§ **Your goal**: Find and copy lines holding "预定义规则集列表".

(Stored data)
----------

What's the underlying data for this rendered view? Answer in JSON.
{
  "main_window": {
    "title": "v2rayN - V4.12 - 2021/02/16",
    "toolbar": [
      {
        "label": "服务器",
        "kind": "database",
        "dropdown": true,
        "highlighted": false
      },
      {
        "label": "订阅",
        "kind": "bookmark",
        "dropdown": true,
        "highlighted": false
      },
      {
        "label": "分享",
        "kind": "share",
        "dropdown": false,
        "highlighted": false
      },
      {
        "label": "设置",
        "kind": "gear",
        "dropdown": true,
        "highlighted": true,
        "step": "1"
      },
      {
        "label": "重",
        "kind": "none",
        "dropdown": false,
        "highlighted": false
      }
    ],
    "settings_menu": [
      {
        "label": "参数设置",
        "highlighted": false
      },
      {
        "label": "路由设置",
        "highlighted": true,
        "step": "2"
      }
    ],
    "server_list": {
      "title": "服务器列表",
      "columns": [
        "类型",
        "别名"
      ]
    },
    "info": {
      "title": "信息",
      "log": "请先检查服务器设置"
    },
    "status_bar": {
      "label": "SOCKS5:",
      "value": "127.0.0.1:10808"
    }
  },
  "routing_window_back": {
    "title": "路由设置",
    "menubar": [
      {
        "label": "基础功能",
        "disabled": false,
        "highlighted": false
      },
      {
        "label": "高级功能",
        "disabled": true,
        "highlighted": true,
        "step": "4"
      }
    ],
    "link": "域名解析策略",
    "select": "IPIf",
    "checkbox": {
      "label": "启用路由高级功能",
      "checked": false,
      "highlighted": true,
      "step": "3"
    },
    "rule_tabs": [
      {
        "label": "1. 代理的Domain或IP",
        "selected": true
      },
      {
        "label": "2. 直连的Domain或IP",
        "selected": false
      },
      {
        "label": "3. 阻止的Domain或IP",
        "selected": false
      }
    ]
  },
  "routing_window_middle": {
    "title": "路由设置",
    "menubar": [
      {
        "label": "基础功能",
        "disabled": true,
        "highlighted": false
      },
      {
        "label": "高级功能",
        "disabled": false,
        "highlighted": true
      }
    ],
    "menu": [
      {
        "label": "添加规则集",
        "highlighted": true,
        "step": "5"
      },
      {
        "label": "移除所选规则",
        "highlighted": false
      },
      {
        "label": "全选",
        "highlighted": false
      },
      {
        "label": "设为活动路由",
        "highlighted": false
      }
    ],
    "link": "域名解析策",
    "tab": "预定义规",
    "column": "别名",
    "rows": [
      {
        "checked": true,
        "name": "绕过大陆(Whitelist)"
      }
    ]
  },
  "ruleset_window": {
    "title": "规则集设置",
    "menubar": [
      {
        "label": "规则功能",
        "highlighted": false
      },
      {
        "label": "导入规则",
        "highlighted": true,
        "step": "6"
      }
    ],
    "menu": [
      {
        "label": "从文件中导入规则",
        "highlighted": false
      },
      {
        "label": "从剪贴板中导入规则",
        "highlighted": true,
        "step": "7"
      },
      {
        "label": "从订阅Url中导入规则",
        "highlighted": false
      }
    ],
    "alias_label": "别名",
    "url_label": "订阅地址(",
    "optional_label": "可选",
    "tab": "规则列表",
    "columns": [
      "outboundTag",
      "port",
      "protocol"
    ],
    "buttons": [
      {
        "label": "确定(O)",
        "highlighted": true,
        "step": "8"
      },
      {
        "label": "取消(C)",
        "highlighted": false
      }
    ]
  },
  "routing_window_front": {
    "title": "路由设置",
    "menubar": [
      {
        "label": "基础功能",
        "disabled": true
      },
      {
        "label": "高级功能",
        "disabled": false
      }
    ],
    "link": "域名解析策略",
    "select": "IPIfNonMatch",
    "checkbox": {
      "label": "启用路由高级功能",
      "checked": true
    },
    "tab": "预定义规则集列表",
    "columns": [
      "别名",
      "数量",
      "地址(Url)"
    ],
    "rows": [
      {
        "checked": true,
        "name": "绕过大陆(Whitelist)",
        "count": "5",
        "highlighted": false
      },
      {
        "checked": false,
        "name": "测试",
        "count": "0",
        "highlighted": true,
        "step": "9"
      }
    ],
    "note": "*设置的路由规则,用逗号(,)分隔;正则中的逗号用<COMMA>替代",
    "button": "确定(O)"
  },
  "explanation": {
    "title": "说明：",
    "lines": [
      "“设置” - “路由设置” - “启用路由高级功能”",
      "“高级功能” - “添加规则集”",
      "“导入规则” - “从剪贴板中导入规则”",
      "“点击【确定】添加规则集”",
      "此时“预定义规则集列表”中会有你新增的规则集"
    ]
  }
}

----------

§ **Expected answer**:
    "tab": "预定义规则集列表",
      "此时“预定义规则集列表”中会有你新增的规则集"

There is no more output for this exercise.